- **AIM**
Write down each entry again, exactly as it reads.

## Begin MATERIAL

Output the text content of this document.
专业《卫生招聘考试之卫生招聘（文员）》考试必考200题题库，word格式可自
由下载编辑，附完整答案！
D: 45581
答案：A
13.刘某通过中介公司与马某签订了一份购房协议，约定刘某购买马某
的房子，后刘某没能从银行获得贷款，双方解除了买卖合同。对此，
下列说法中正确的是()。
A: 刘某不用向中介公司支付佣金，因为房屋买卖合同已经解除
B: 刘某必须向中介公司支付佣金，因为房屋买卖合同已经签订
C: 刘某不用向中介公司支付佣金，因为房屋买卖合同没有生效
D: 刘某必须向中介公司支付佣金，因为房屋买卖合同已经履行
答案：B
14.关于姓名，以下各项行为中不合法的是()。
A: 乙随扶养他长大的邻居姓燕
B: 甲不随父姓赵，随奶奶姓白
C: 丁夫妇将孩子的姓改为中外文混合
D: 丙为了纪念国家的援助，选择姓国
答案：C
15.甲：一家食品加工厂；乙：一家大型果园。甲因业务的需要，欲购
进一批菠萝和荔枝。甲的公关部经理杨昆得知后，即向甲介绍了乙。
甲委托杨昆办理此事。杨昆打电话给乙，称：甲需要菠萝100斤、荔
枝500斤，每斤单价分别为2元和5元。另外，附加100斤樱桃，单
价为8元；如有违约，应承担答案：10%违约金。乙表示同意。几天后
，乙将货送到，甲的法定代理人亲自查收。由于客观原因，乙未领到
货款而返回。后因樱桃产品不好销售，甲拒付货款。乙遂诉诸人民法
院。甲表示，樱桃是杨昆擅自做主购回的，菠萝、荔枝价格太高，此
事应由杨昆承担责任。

## End MATERIAL

- **THE RESPONSE**
Output the text content of this document.
专业《卫生招聘考试之卫生招聘（文员）》考试必考200题题库，word格式可自
由下载编辑，附完整答案！
D: 45581
答案：A
13.刘某通过中介公司与马某签订了一份购房协议，约定刘某购买马某
的房子，后刘某没能从银行获得贷款，双方解除了买卖合同。对此，
下列说法中正确的是()。
A: 刘某不用向中介公司支付佣金，因为房屋买卖合同已经解除
B: 刘某必须向中介公司支付佣金，因为房屋买卖合同已经签订
C: 刘某不用向中介公司支付佣金，因为房屋买卖合同没有生效
D: 刘某必须向中介公司支付佣金，因为房屋买卖合同已经履行
答案：B
14.关于姓名，以下各项行为中不合法的是()。
A: 乙随扶养他长大的邻居姓燕
B: 甲不随父姓赵，随奶奶姓白
C: 丁夫妇将孩子的姓改为中外文混合
D: 丙为了纪念国家的援助，选择姓国
答案：C
15.甲：一家食品加工厂；乙：一家大型果园。甲因业务的需要，欲购
进一批菠萝和荔枝。甲的公关部经理杨昆得知后，即向甲介绍了乙。
甲委托杨昆办理此事。杨昆打电话给乙，称：甲需要菠萝100斤、荔
枝500斤，每斤单价分别为2元和5元。另外，附加100斤樱桃，单
价为8元；如有违约，应承担答案：10%违约金。乙表示同意。几天后
，乙将货送到，甲的法定代理人亲自查收。由于客观原因，乙未领到
货款而返回。后因樱桃产品不好销售，甲拒付货款。乙遂诉诸人民法
院。甲表示，樱桃是杨昆擅自做主购回的，菠萝、荔枝价格太高，此
事应由杨昆承担责任。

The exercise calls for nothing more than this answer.